== Task instructions ==
Please set down all the lines beneath this one exactly, without the pictures.

== Exercise input ==

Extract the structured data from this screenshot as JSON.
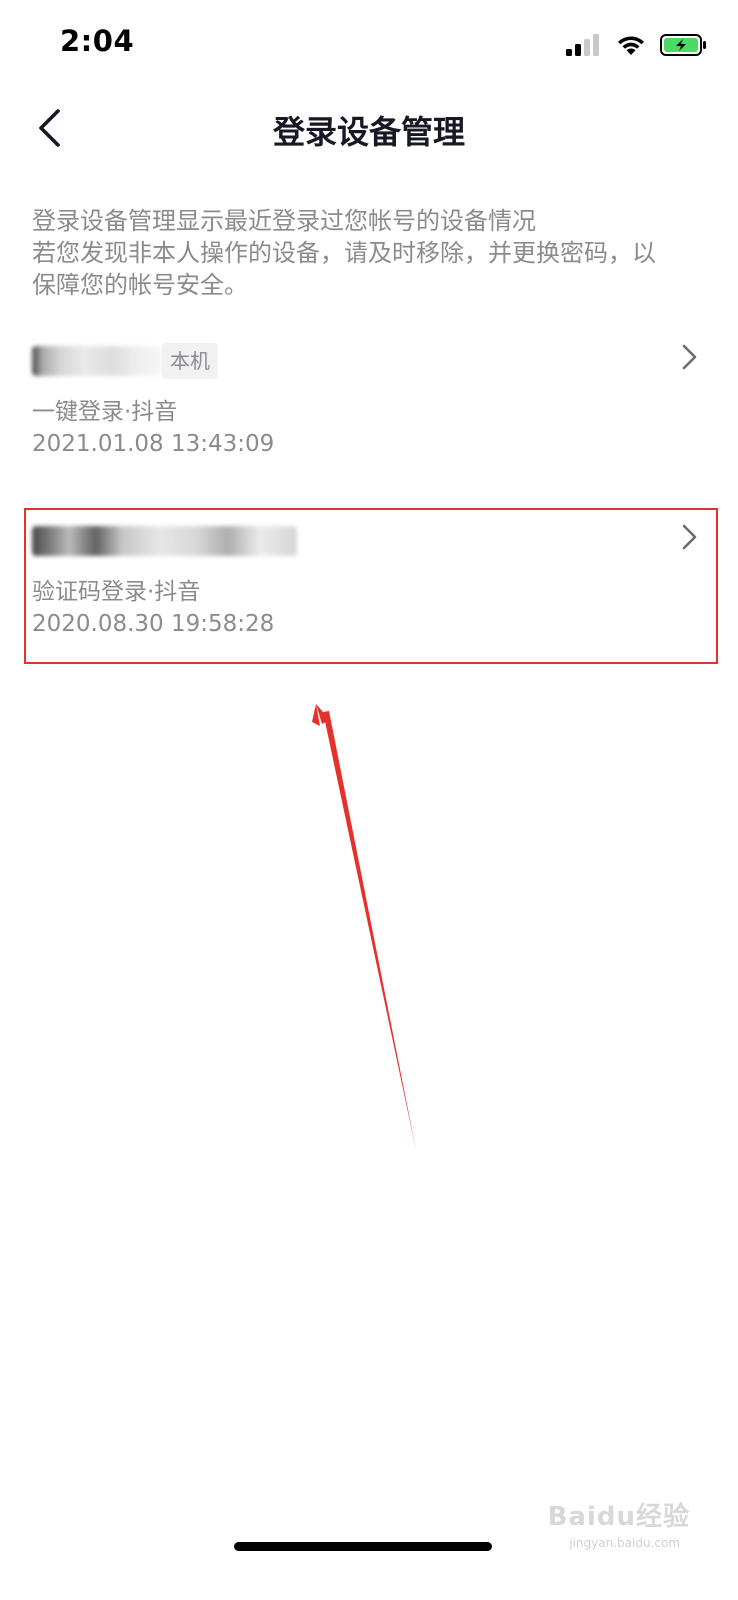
{
  "status_bar": {
    "time": "2:04"
  },
  "nav": {
    "title": "登录设备管理"
  },
  "intro": {
    "lines": [
      "登录设备管理显示最近登录过您帐号的设备情况",
      "若您发现非本人操作的设备，请及时移除，并更换密码，以",
      "保障您的帐号安全。"
    ]
  },
  "devices": [
    {
      "badge": "本机",
      "method": "一键登录·抖音",
      "time": "2021.01.08 13:43:09"
    },
    {
      "method": "验证码登录·抖音",
      "time": "2020.08.30 19:58:28"
    }
  ],
  "annotation": {
    "color": "#e5302c"
  },
  "watermark": {
    "text": "Baidu经验",
    "sub": "jingyan.baidu.com"
  },
  "colors": {
    "text_primary": "#161823",
    "text_secondary": "#8a8b91",
    "battery_green": "#4cd964"
  }
}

== Result below ==
Extract the structured data from this screenshot as JSON.
{
  "status_bar": {
    "time": "2:04"
  },
  "nav": {
    "title": "登录设备管理"
  },
  "intro": {
    "lines": [
      "登录设备管理显示最近登录过您帐号的设备情况",
      "若您发现非本人操作的设备，请及时移除，并更换密码，以",
      "保障您的帐号安全。"
    ]
  },
  "devices": [
    {
      "badge": "本机",
      "method": "一键登录·抖音",
      "time": "2021.01.08 13:43:09"
    },
    {
      "method": "验证码登录·抖音",
      "time": "2020.08.30 19:58:28"
    }
  ],
  "annotation": {
    "color": "#e5302c"
  },
  "watermark": {
    "text": "Baidu经验",
    "sub": "jingyan.baidu.com"
  },
  "colors": {
    "text_primary": "#161823",
    "text_secondary": "#8a8b91",
    "battery_green": "#4cd964"
  }
}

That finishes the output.